Excerpt to read:
-- Begin --

However, Equation (5.4) lets us go further, to ask a question that is much harder to describe intuitively: which events will land on the horizontal axis in the primed frame? These are the points where \(t'=0\), and we can find them by setting the time component of Equation (5.4) equal to zero. In that case, \(ct=\beta_R x\), and that is the equation of a straight line through the origin with a slope of \(\beta_R\). The primed horizontal axis will be an upward tilting line that shift to a steeper slope as you increase \(\beta_R\), up to 1, since that is as fast as you can go.

The results of these two equations are depicted graphically in Fig. 5.4. You can shift the slider below the figure to change \(\beta_R\). The yellow arrows that represent which events will be on the axes in the primed frame will tilt as you change the relative speed. Again, the actual unprimed axes remain unchanged – the tilted axes are telling you which events will end up on the perpendicular axes in the primed frame, if you were to redraw them.

Fig. 5.4 A spacetime diagram where the events that lie on the axes are indicated with yellow arrows. A slider below the diagram allows you to change the relative speed of a primed reference frame, and the arrows will tilt to indicate which events will end up on the axes of the primed frame, were you to redraw the diagram in the new frame. Note that the sets of events tilt together as you increase the relative velocity to the right. The original axes remain where they were, indicated by white arrows.

5.5. Simultaneity is Relative

The behavior of the vertical axis is easy to understand just by imagining someone walking. The faster you walk, the further apart in space the events that you pass by will be, and therefore your worldline (which is by definition the vertical axis in the primed frame) will tilt further and further.

Consider the event represented by the blue dot in Fig. 5.4: as the diagram is first drawn, with the observer at rest in the unprimed frame, the event is to the right of the vertical axis. As you move the slider to the right and the axis tilts, you can choose a speed such that the yellow arrow lies on the blue dot. This represents walking just fast enough that you get from the origin to the location of the blue dot just as it happens. If you walk faster, you will pass the blue dot before it happens, and the event will happen to the left of the axis in the primed frame.

It is therefore possible, by altering the relative speed, to choose a reference frame in which the blue dot event is either left, right, or at the same location as the origin. This amounts to simply choosing a speed so that you fall short, overtake, or precisely reach the event as it happens. Since you can get to the blue dot from the origin by moving at a speed less than \(c\), the blue dot lies inside the light cone of the origin, and the interval between the origin and the blue dot is timelike. This leads to the conclusion that through a careful choice of reference frame, a later event can be right, left, or at the same position in space as an earlier one, if the two are timelike separated.

This hopefully seems rather intuitive. You have overtaken or reached events many times in your life, so hopefully it is not hard to imagine the implications of shifting the vertical axis as shown in Fig. 5.4. However, it is much harder to imagine how the red dot interacts with the horizontal axis. The mathematical description is almost identical to the case of the blue dot, only rotated \(90^\circ\). I will repeat what I said above, in only slightly different words: through a careful choice of reference frame, an event to the right can be before, after, or at the same time as an event to the left, if the two are spacelike separated.

-- End --

Supplied material:
-- Begin --

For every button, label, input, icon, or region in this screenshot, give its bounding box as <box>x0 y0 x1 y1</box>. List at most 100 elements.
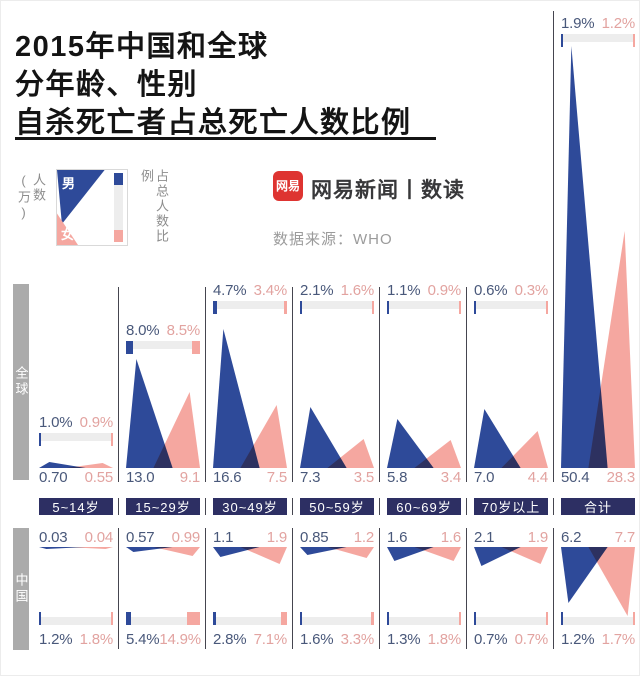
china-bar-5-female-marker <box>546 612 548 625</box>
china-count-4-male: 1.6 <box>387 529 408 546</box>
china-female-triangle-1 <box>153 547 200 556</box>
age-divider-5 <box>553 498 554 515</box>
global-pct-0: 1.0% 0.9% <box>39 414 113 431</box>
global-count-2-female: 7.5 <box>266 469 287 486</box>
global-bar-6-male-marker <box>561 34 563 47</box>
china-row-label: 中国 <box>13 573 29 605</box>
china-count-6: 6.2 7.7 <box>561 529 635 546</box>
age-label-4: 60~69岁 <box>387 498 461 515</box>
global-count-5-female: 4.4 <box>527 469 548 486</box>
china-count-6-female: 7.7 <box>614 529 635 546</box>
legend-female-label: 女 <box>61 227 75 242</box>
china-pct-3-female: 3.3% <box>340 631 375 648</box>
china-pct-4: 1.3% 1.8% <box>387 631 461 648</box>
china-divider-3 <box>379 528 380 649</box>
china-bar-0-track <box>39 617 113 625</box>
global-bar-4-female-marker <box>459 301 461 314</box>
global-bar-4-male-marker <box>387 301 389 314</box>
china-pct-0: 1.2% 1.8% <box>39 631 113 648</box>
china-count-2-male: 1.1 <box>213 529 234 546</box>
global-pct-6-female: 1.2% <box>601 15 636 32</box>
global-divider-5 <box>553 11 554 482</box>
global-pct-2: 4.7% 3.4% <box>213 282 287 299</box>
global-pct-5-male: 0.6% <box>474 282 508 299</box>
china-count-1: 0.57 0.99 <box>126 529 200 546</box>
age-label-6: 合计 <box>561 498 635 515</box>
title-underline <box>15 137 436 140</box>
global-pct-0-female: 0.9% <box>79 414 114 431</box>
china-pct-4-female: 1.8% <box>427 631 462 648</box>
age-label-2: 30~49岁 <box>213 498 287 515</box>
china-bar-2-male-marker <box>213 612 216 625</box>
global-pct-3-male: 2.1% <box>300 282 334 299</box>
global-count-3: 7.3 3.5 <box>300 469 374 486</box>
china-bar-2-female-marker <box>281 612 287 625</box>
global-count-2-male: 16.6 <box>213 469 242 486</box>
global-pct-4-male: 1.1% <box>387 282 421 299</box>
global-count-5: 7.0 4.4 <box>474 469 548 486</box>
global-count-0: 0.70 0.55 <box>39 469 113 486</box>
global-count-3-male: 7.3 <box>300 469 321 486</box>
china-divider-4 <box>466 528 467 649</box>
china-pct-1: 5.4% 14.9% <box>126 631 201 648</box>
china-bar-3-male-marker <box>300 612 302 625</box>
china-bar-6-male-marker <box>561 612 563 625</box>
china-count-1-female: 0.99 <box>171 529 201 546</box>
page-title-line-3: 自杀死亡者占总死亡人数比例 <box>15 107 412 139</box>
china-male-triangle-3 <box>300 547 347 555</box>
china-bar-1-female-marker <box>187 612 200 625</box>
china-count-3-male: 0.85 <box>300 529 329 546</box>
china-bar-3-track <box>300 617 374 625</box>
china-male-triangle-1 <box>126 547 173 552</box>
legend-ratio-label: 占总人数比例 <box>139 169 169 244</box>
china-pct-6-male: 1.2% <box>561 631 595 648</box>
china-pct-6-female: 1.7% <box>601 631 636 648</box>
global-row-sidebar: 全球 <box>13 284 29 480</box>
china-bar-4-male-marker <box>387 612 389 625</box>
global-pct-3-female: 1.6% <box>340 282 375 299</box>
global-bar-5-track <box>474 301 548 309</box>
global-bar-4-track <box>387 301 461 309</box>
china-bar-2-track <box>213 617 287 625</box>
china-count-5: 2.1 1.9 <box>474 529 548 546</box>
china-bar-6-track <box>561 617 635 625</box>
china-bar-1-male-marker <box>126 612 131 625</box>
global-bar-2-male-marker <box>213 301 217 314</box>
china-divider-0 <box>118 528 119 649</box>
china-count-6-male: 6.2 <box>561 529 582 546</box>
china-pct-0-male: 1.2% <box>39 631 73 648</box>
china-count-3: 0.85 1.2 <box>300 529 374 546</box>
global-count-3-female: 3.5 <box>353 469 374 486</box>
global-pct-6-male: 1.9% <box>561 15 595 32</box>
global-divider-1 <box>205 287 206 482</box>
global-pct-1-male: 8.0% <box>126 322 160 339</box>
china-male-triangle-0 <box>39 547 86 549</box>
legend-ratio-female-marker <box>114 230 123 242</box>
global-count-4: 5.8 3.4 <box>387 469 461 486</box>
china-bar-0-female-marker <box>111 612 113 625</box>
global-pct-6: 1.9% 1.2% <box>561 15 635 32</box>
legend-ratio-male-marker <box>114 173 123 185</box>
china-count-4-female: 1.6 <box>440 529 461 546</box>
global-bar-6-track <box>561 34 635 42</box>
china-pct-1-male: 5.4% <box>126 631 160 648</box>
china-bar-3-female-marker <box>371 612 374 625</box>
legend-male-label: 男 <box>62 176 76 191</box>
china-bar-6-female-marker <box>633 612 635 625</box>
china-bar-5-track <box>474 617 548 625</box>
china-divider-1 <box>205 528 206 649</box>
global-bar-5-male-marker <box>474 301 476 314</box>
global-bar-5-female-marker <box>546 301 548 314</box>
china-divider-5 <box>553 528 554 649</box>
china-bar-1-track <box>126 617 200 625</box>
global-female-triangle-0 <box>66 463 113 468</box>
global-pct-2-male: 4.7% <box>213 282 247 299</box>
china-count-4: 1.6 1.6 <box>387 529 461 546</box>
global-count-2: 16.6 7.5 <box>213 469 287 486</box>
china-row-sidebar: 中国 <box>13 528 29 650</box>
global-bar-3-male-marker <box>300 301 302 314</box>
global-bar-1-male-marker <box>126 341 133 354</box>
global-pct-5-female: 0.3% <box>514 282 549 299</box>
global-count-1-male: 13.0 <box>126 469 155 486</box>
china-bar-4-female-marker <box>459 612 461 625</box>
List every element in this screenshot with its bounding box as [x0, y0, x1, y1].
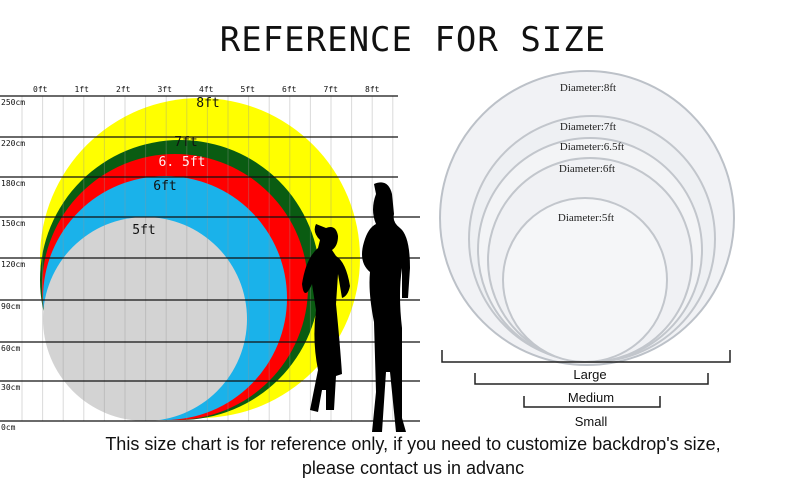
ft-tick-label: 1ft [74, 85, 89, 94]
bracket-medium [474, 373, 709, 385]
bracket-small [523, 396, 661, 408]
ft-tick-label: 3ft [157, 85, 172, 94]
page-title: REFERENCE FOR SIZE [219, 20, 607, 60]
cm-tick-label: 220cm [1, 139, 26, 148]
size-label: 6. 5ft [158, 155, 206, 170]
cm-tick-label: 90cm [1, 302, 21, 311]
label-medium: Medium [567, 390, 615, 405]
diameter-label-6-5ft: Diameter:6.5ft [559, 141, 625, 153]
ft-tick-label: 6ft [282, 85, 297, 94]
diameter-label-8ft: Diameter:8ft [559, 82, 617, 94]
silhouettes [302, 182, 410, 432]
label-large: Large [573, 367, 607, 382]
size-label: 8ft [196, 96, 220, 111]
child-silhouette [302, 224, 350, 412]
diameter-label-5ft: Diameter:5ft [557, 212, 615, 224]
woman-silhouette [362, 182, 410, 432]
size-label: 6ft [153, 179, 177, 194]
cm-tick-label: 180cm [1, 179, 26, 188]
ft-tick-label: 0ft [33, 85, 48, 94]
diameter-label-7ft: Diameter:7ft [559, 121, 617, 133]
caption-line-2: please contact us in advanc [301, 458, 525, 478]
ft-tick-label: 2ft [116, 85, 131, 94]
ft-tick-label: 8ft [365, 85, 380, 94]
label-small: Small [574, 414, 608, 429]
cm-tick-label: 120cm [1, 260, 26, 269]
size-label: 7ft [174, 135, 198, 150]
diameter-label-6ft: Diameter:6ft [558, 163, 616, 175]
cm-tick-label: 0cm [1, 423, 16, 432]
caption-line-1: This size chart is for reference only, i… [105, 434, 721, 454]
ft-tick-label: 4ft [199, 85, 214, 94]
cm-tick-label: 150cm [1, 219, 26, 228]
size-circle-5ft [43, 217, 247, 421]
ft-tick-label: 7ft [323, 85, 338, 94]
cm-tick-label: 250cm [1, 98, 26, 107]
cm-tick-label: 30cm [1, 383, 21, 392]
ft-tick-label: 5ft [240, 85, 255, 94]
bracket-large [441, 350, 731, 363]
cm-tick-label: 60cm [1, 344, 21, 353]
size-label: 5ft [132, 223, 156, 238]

-- End --

Request:
Answer these about the spacetime-diagram excerpt:
1. What equation do the events with \(t'=0\) satisfy?
2. What color are the arrows that mark the original axes in Fig. 5.4?
3. What kind of interval lies between the origin and the blue dot?

Exercise result:
1. \(ct=\beta_R x\), a straight line through the origin with a slope of \(\beta_R\).
2. White.
3. Timelike.